*ASSIGNMENT*. Search the records for the line with "Serialize everything readable". Output that line and each line after it, exactly, and stop at the end; omit pictures.

━━━ RECORD EXCERPTS ━━━

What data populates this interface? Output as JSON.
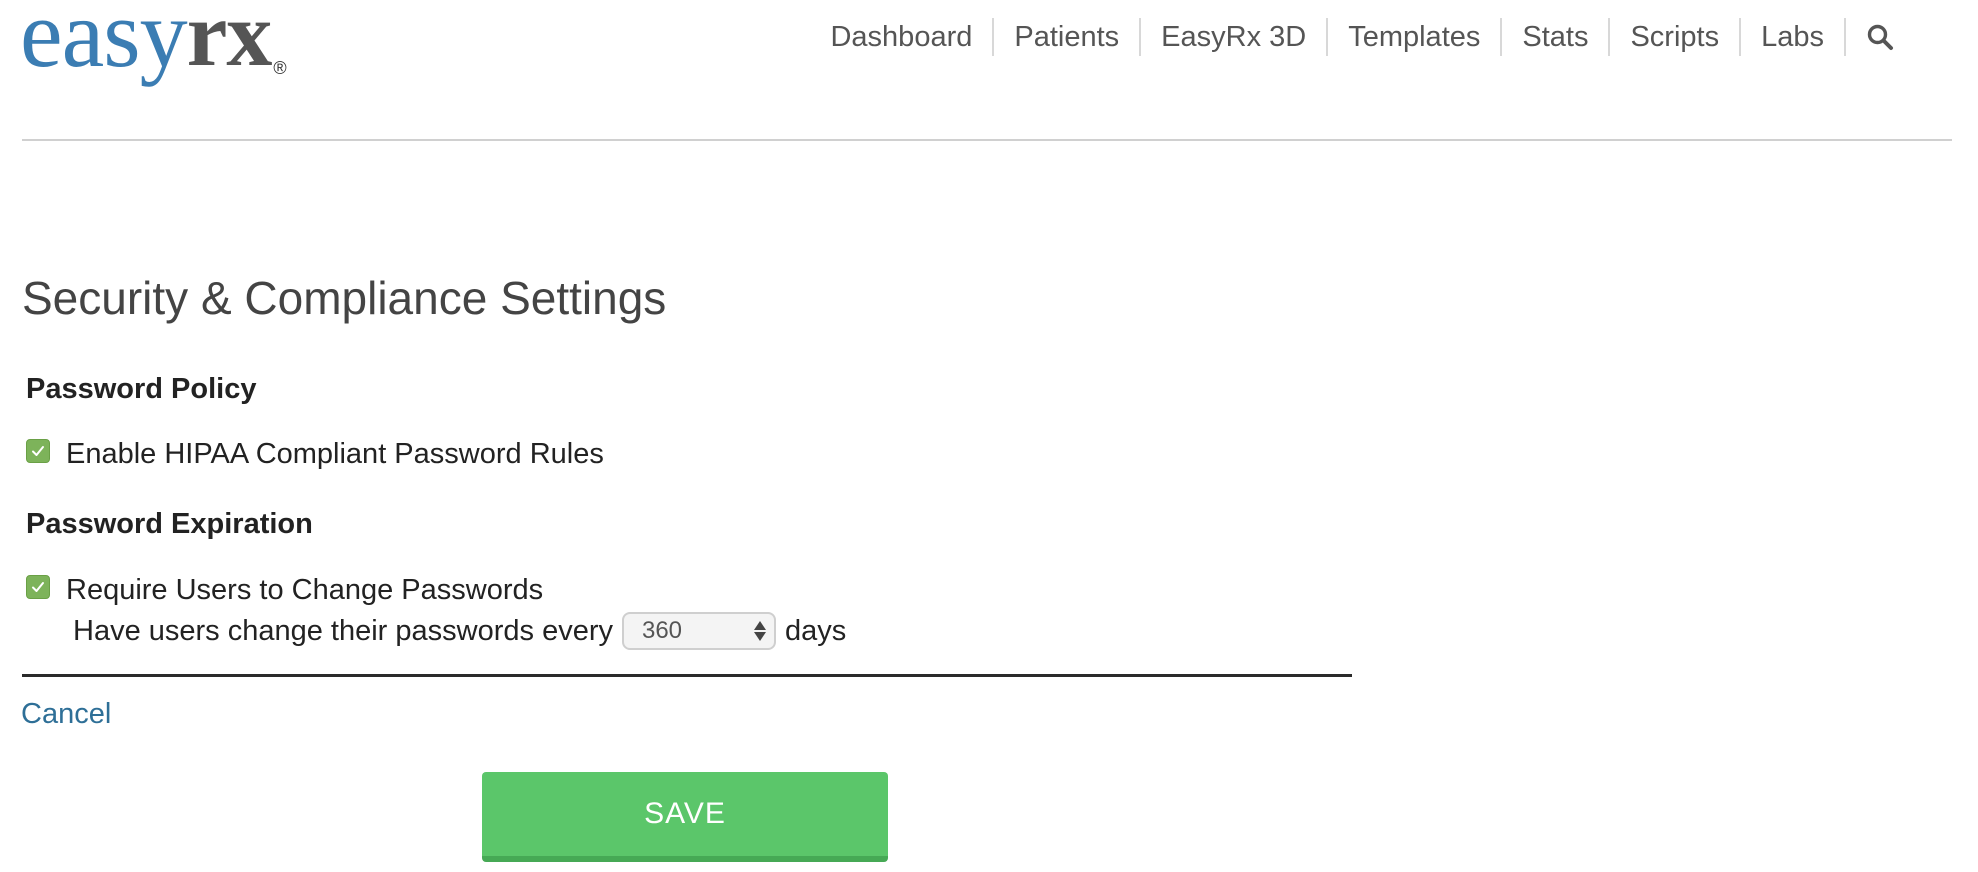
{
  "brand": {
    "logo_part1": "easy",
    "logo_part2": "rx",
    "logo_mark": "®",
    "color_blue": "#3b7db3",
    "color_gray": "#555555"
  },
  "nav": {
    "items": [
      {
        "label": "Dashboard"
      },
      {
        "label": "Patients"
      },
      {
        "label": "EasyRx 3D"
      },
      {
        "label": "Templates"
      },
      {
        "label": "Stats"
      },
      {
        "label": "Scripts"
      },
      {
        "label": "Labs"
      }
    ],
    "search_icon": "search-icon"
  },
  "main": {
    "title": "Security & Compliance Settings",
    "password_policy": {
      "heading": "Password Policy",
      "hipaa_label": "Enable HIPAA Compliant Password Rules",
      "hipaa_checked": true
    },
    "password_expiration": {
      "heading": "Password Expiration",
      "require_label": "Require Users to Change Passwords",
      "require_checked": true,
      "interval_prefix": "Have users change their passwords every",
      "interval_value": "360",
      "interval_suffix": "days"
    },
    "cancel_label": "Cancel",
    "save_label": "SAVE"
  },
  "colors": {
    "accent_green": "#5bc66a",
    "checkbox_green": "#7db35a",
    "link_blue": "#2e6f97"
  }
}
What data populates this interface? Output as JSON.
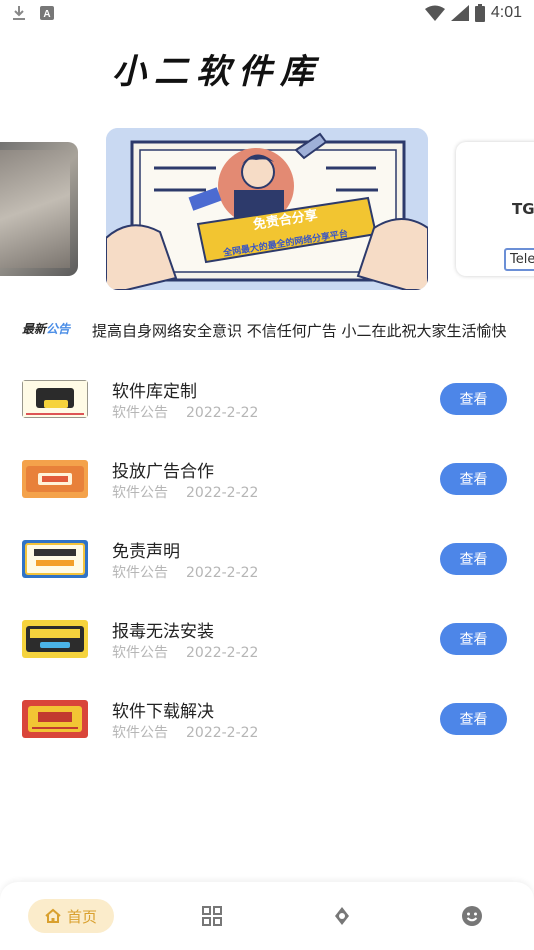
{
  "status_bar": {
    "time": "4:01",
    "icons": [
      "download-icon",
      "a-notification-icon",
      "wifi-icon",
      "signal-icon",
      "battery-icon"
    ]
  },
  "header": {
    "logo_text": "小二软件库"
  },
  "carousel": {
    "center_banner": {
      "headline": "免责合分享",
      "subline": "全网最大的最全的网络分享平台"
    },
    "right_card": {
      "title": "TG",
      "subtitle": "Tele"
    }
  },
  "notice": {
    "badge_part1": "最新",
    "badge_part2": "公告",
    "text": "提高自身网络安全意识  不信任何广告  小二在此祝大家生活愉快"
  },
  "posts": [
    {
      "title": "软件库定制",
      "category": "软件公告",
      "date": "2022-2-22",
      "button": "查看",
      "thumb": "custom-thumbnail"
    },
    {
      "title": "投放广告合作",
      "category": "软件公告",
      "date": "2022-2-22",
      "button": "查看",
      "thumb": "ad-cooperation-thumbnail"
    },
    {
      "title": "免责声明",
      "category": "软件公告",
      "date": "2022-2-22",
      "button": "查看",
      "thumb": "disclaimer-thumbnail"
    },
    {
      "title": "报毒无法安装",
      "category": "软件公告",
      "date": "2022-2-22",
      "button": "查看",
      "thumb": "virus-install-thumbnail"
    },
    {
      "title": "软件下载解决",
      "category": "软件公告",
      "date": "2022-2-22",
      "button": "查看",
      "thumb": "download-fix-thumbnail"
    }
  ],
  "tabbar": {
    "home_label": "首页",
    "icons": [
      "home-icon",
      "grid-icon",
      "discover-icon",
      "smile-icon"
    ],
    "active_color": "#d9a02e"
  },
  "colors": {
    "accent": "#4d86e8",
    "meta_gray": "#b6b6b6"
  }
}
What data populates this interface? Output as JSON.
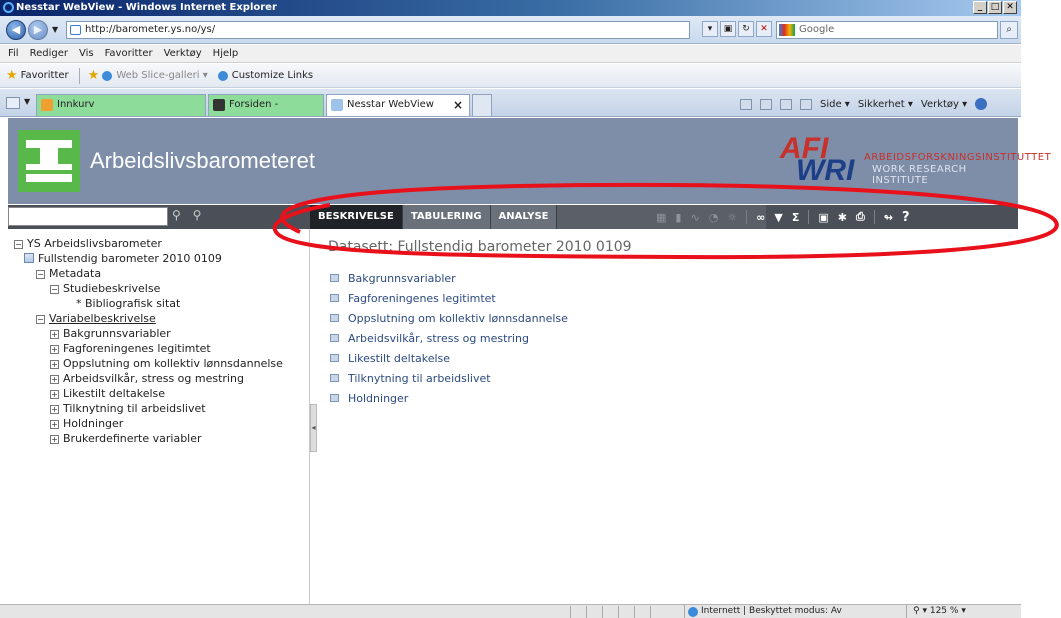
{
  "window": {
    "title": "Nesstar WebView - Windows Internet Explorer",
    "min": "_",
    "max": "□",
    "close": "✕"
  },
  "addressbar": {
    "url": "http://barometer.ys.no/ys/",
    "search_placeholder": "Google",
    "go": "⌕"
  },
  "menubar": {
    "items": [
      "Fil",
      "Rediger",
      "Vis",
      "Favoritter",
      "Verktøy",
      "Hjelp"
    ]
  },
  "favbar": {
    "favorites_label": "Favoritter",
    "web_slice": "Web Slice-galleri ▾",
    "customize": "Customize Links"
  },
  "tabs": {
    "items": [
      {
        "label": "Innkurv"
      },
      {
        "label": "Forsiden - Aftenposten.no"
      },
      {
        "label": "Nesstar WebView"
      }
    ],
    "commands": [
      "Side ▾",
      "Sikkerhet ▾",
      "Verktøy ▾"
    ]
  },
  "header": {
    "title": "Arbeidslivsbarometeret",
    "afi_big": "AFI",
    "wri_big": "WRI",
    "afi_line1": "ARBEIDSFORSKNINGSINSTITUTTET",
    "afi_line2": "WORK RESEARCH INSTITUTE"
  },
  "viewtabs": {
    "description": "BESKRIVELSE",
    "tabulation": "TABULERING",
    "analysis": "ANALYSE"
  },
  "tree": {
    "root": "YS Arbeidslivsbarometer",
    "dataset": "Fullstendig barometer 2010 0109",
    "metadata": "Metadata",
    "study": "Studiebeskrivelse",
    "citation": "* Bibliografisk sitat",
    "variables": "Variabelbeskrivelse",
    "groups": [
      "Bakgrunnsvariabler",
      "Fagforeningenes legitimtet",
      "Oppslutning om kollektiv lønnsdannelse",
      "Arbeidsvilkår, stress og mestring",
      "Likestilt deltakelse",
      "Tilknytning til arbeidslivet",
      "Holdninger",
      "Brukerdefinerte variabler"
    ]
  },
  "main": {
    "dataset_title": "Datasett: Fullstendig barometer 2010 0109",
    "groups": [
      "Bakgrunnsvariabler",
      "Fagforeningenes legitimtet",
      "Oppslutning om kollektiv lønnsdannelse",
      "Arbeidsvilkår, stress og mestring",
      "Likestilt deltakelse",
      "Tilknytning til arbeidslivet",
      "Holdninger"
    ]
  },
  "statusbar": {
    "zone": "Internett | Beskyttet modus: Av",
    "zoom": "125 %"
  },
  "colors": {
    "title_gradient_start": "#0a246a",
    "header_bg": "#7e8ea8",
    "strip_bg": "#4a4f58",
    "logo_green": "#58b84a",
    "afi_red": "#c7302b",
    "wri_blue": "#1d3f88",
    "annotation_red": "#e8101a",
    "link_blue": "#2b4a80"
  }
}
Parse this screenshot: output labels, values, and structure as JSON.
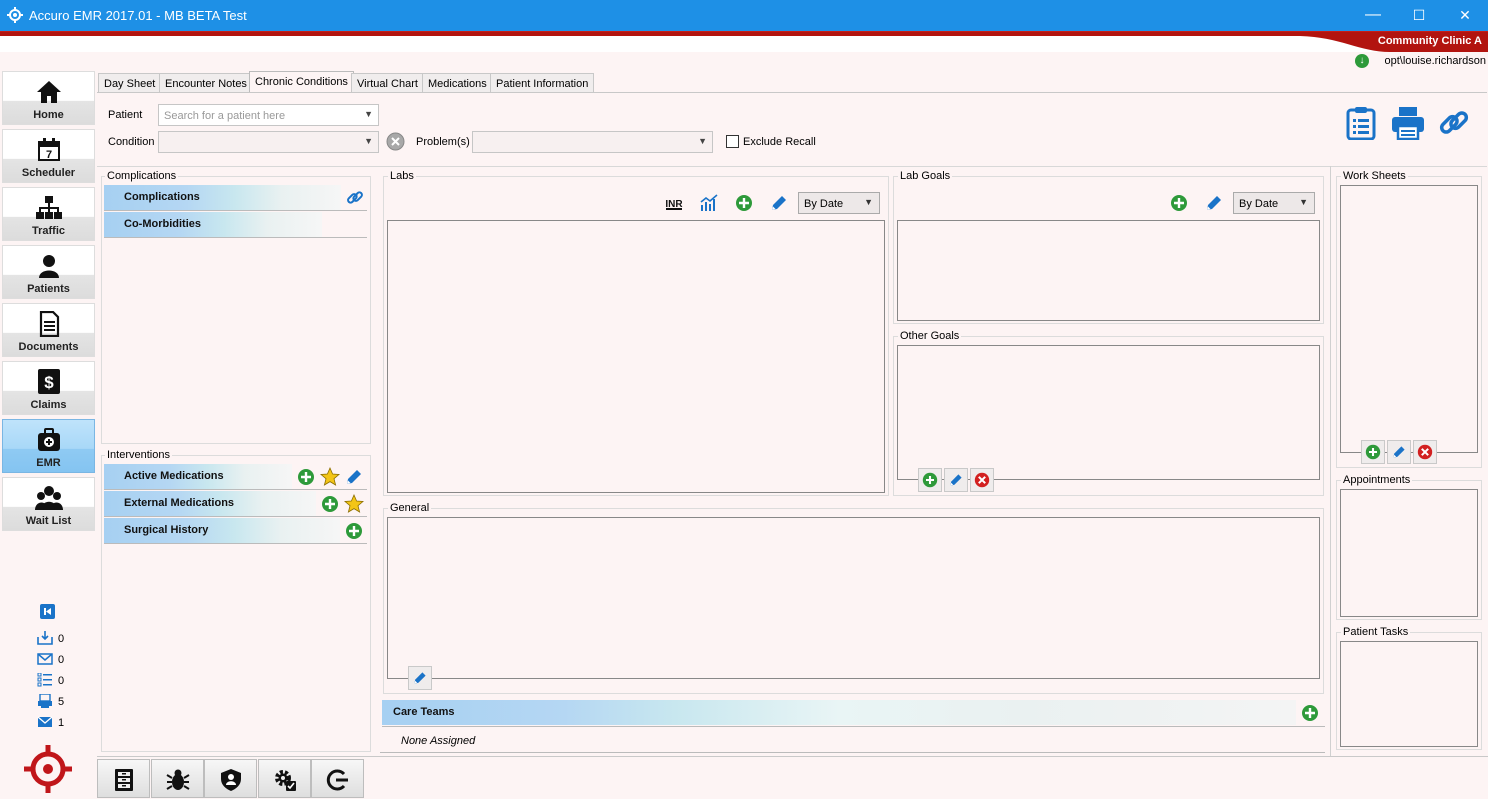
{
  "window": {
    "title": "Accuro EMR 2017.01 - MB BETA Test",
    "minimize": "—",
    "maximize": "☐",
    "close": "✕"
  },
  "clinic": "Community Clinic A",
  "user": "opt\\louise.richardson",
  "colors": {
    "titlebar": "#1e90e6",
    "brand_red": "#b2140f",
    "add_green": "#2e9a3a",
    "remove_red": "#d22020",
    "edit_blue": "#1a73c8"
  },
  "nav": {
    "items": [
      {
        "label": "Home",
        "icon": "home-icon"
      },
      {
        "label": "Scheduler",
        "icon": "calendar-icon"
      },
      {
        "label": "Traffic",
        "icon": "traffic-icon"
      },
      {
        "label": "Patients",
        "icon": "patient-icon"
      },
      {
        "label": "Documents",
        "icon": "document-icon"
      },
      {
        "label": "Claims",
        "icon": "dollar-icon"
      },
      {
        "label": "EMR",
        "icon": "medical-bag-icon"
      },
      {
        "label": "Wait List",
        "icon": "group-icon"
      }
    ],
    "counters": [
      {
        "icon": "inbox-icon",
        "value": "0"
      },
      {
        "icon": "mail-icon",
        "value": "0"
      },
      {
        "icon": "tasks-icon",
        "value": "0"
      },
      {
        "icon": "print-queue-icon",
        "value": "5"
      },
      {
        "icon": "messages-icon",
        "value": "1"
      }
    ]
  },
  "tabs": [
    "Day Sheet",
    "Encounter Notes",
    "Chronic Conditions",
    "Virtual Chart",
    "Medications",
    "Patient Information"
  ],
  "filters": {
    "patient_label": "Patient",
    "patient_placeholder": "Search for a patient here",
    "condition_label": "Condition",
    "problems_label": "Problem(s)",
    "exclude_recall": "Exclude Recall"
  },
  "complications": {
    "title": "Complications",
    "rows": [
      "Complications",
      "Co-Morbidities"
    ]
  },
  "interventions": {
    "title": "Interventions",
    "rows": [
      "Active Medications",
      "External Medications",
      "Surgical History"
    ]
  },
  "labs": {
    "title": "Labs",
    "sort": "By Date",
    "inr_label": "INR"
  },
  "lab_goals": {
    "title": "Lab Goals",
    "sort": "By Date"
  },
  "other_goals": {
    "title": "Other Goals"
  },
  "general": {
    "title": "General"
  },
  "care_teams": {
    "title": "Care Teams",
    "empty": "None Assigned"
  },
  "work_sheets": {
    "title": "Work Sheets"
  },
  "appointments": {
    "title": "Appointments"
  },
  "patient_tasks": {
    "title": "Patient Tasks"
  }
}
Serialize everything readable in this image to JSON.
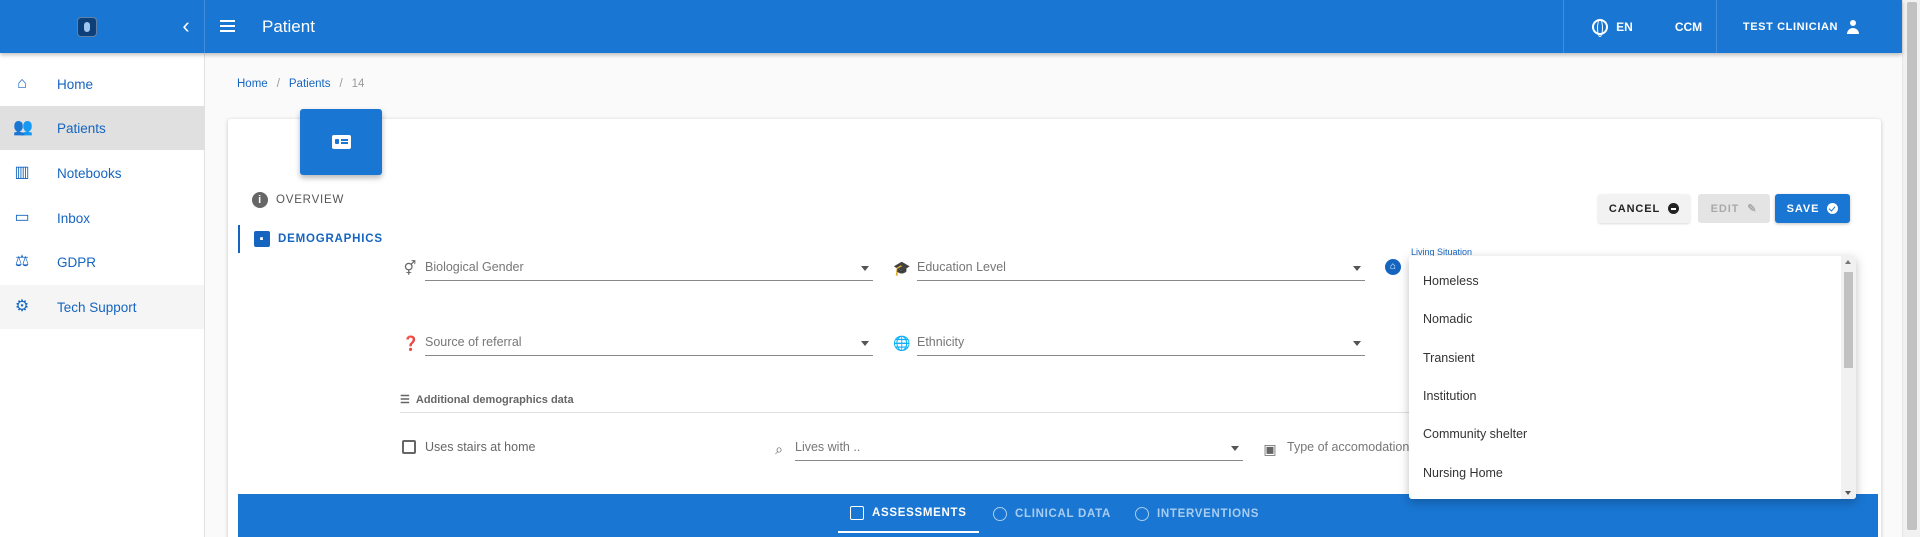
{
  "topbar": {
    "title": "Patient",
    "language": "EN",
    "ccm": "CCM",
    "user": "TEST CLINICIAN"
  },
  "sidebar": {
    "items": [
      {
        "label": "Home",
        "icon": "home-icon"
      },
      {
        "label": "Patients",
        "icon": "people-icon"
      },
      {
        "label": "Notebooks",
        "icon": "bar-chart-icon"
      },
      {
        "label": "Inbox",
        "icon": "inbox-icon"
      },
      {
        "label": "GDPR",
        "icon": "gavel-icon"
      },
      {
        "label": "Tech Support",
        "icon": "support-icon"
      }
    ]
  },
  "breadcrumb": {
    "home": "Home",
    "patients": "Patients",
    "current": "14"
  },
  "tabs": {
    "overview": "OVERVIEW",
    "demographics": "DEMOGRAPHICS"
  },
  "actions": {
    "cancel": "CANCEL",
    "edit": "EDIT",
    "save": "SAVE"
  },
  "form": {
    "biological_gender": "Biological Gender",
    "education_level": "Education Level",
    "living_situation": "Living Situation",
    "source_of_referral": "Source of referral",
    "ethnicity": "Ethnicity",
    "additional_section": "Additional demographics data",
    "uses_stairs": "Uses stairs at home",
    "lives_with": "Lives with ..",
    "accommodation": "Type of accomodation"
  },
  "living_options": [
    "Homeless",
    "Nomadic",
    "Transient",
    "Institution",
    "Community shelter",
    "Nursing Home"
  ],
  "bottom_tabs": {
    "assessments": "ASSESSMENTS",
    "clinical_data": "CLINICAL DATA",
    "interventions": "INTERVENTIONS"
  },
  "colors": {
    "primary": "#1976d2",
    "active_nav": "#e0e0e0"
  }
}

━━━

*REPLY*.
Serialize everything readable in this image to JSON.
{
  "topbar": {
    "title": "Patient",
    "language": "EN",
    "ccm": "CCM",
    "user": "TEST CLINICIAN"
  },
  "sidebar": {
    "items": [
      {
        "label": "Home",
        "icon": "home-icon"
      },
      {
        "label": "Patients",
        "icon": "people-icon"
      },
      {
        "label": "Notebooks",
        "icon": "bar-chart-icon"
      },
      {
        "label": "Inbox",
        "icon": "inbox-icon"
      },
      {
        "label": "GDPR",
        "icon": "gavel-icon"
      },
      {
        "label": "Tech Support",
        "icon": "support-icon"
      }
    ]
  },
  "breadcrumb": {
    "home": "Home",
    "patients": "Patients",
    "current": "14"
  },
  "tabs": {
    "overview": "OVERVIEW",
    "demographics": "DEMOGRAPHICS"
  },
  "actions": {
    "cancel": "CANCEL",
    "edit": "EDIT",
    "save": "SAVE"
  },
  "form": {
    "biological_gender": "Biological Gender",
    "education_level": "Education Level",
    "living_situation": "Living Situation",
    "source_of_referral": "Source of referral",
    "ethnicity": "Ethnicity",
    "additional_section": "Additional demographics data",
    "uses_stairs": "Uses stairs at home",
    "lives_with": "Lives with ..",
    "accommodation": "Type of accomodation"
  },
  "living_options": [
    "Homeless",
    "Nomadic",
    "Transient",
    "Institution",
    "Community shelter",
    "Nursing Home"
  ],
  "bottom_tabs": {
    "assessments": "ASSESSMENTS",
    "clinical_data": "CLINICAL DATA",
    "interventions": "INTERVENTIONS"
  },
  "colors": {
    "primary": "#1976d2",
    "active_nav": "#e0e0e0"
  }
}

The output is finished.